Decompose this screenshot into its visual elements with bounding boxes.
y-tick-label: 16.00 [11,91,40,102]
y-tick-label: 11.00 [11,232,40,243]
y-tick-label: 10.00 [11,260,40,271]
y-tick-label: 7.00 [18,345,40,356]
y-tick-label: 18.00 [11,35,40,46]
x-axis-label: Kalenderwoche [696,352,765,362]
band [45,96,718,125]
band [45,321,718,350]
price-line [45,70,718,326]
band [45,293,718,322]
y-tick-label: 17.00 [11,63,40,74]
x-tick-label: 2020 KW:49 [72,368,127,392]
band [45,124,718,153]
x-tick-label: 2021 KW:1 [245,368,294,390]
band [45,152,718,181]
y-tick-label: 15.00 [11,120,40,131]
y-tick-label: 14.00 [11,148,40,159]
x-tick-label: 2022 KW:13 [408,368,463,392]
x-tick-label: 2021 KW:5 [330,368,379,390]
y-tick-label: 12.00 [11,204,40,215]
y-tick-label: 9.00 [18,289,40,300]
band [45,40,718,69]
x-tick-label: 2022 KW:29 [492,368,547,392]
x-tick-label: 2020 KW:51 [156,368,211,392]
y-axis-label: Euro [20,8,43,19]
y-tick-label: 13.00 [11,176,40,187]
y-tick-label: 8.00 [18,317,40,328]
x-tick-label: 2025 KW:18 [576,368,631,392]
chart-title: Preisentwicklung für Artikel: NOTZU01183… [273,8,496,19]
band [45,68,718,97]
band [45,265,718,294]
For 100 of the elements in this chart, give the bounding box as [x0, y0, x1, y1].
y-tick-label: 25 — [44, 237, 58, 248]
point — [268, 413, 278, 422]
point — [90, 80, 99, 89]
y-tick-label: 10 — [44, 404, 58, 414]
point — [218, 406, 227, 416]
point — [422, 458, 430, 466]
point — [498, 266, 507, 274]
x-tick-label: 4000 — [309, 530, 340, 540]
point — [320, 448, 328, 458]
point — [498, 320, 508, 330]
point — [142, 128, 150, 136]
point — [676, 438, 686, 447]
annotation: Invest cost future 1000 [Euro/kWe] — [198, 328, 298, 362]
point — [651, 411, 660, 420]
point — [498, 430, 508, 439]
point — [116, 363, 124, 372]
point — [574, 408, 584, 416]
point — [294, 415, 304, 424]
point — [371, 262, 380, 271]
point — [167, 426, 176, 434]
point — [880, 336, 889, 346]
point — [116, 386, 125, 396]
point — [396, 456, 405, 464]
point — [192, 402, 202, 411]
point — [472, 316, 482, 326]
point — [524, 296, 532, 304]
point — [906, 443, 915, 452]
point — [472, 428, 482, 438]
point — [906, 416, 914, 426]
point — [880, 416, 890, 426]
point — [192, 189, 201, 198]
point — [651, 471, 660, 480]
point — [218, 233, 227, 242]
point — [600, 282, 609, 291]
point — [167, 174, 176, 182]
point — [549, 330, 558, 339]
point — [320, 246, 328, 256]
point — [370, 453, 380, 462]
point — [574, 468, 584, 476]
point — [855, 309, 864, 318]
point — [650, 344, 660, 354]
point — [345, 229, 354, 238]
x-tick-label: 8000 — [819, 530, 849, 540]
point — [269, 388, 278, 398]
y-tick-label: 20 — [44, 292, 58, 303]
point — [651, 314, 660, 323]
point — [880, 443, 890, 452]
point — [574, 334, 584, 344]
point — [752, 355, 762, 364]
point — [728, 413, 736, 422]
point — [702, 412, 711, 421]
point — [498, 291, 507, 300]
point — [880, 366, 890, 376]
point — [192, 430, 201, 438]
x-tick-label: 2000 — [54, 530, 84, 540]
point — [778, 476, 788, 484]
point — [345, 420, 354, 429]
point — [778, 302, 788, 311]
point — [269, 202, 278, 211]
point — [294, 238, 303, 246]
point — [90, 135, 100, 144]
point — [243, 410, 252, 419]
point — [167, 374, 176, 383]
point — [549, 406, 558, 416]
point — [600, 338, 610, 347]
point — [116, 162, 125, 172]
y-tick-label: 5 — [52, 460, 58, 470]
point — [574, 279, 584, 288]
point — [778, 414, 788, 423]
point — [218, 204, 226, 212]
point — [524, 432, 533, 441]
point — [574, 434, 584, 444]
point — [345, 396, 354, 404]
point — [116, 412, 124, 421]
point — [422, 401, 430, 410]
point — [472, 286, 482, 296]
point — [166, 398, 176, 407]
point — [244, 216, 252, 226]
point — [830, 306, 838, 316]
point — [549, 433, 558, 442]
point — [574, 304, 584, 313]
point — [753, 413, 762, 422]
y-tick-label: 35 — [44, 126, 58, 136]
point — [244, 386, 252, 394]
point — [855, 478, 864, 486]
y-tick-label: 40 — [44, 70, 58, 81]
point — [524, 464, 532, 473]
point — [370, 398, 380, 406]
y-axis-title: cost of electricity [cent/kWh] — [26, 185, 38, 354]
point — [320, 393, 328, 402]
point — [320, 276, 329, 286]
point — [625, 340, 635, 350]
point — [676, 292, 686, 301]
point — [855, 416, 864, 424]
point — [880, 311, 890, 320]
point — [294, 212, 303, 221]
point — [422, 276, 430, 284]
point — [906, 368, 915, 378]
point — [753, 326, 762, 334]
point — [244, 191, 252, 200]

+ + + +

[Exercise description] Convert everything from the first line of the rows down through the line containing "band [45,321,718,350]" into a JSON list of strings, one string per line, leaving out any blank lines.

[Solution to the problem]
[
  "Decompose this screenshot into its visual elements with bounding boxes.",
  "y-tick-label: 16.00 [11,91,40,102]",
  "y-tick-label: 11.00 [11,232,40,243]",
  "y-tick-label: 10.00 [11,260,40,271]",
  "y-tick-label: 7.00 [18,345,40,356]",
  "y-tick-label: 18.00 [11,35,40,46]",
  "x-axis-label: Kalenderwoche [696,352,765,362]",
  "band [45,96,718,125]",
  "band [45,321,718,350]"
]